> **GOAL**:
For the data below, work out how many lines include the string "Khoa" and report only the number.

> **GIVEN DATA**:
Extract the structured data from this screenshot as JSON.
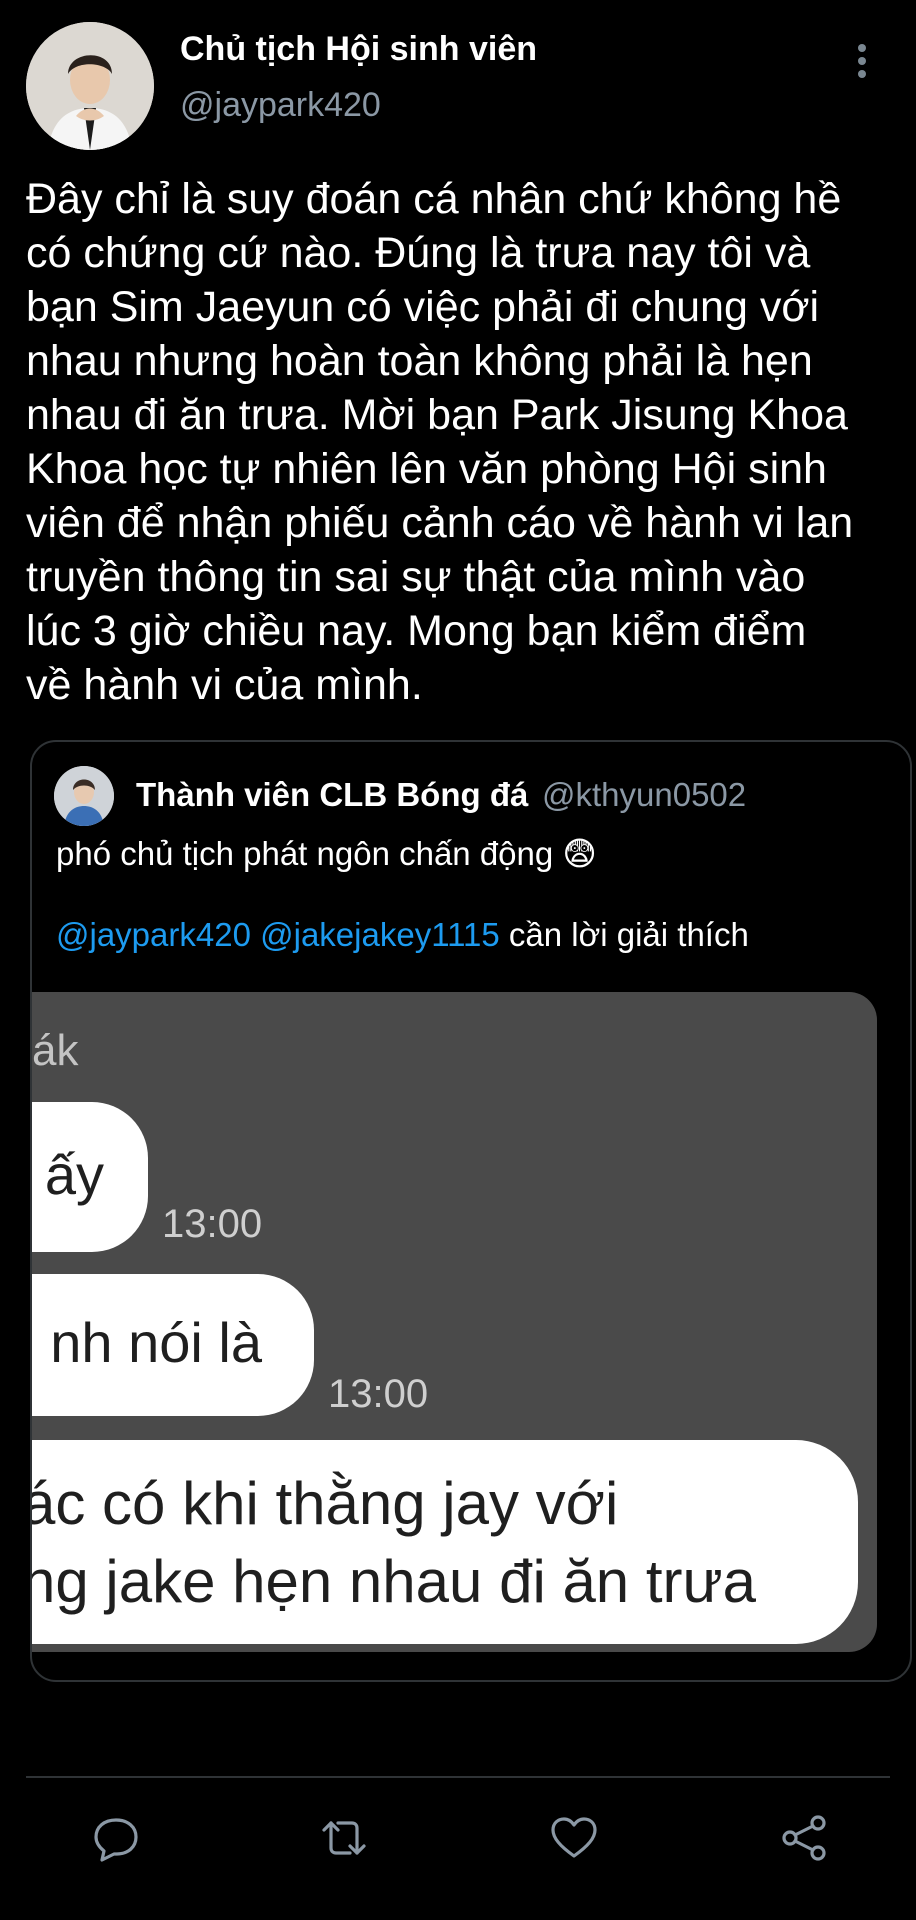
{
  "author": {
    "display_name": "Chủ tịch Hội sinh viên",
    "handle": "@jaypark420"
  },
  "tweet": {
    "lines": [
      "Đây chỉ là suy đoán cá nhân chứ không hề",
      "có chứng cứ nào. Đúng là trưa nay tôi và",
      "bạn Sim Jaeyun có việc phải đi chung với",
      "nhau nhưng hoàn toàn không phải là hẹn",
      "nhau đi ăn trưa. Mời bạn Park Jisung Khoa",
      "Khoa học tự nhiên lên văn phòng Hội sinh",
      "viên để nhận phiếu cảnh cáo về hành vi lan",
      "truyền thông tin sai sự thật của mình vào",
      "lúc 3 giờ chiều nay. Mong bạn kiểm điểm",
      "về hành vi của mình."
    ]
  },
  "quoted": {
    "display_name": "Thành viên CLB Bóng đá",
    "handle": "@kthyun0502",
    "text": "phó chủ tịch phát ngôn chấn động 😨",
    "mention1": "@jaypark420",
    "mention2": "@jakejakey1115",
    "text_after_mentions": "cần lời giải thích",
    "media": {
      "top_text": "ák",
      "bubble1": "ấy",
      "time1": "13:00",
      "bubble2": "nh nói là",
      "time2": "13:00",
      "bubble3_line1": "ác có khi thằng jay với",
      "bubble3_line2": "ng jake hẹn nhau đi ăn trưa"
    }
  },
  "actions": {
    "icons": [
      "reply-icon",
      "retweet-icon",
      "like-icon",
      "share-icon"
    ],
    "icon_color": "#8b98a5"
  }
}
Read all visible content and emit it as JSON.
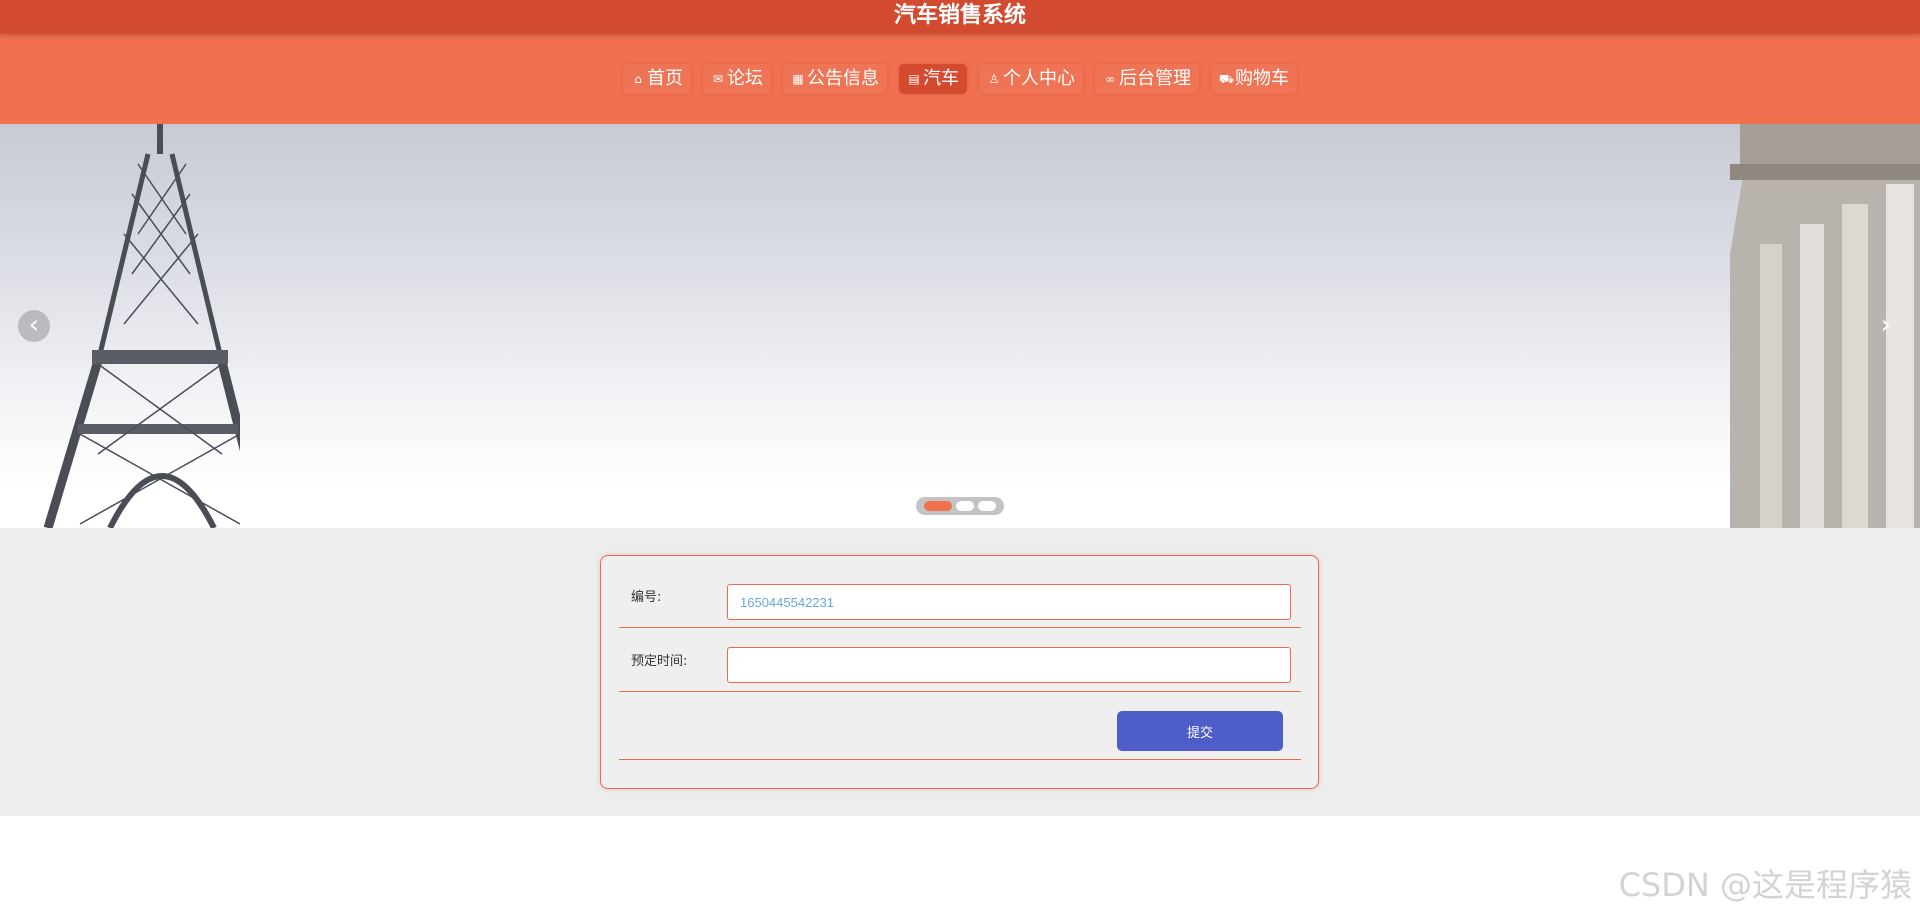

> **ANSWER FOR THIS EXERCISE**:
2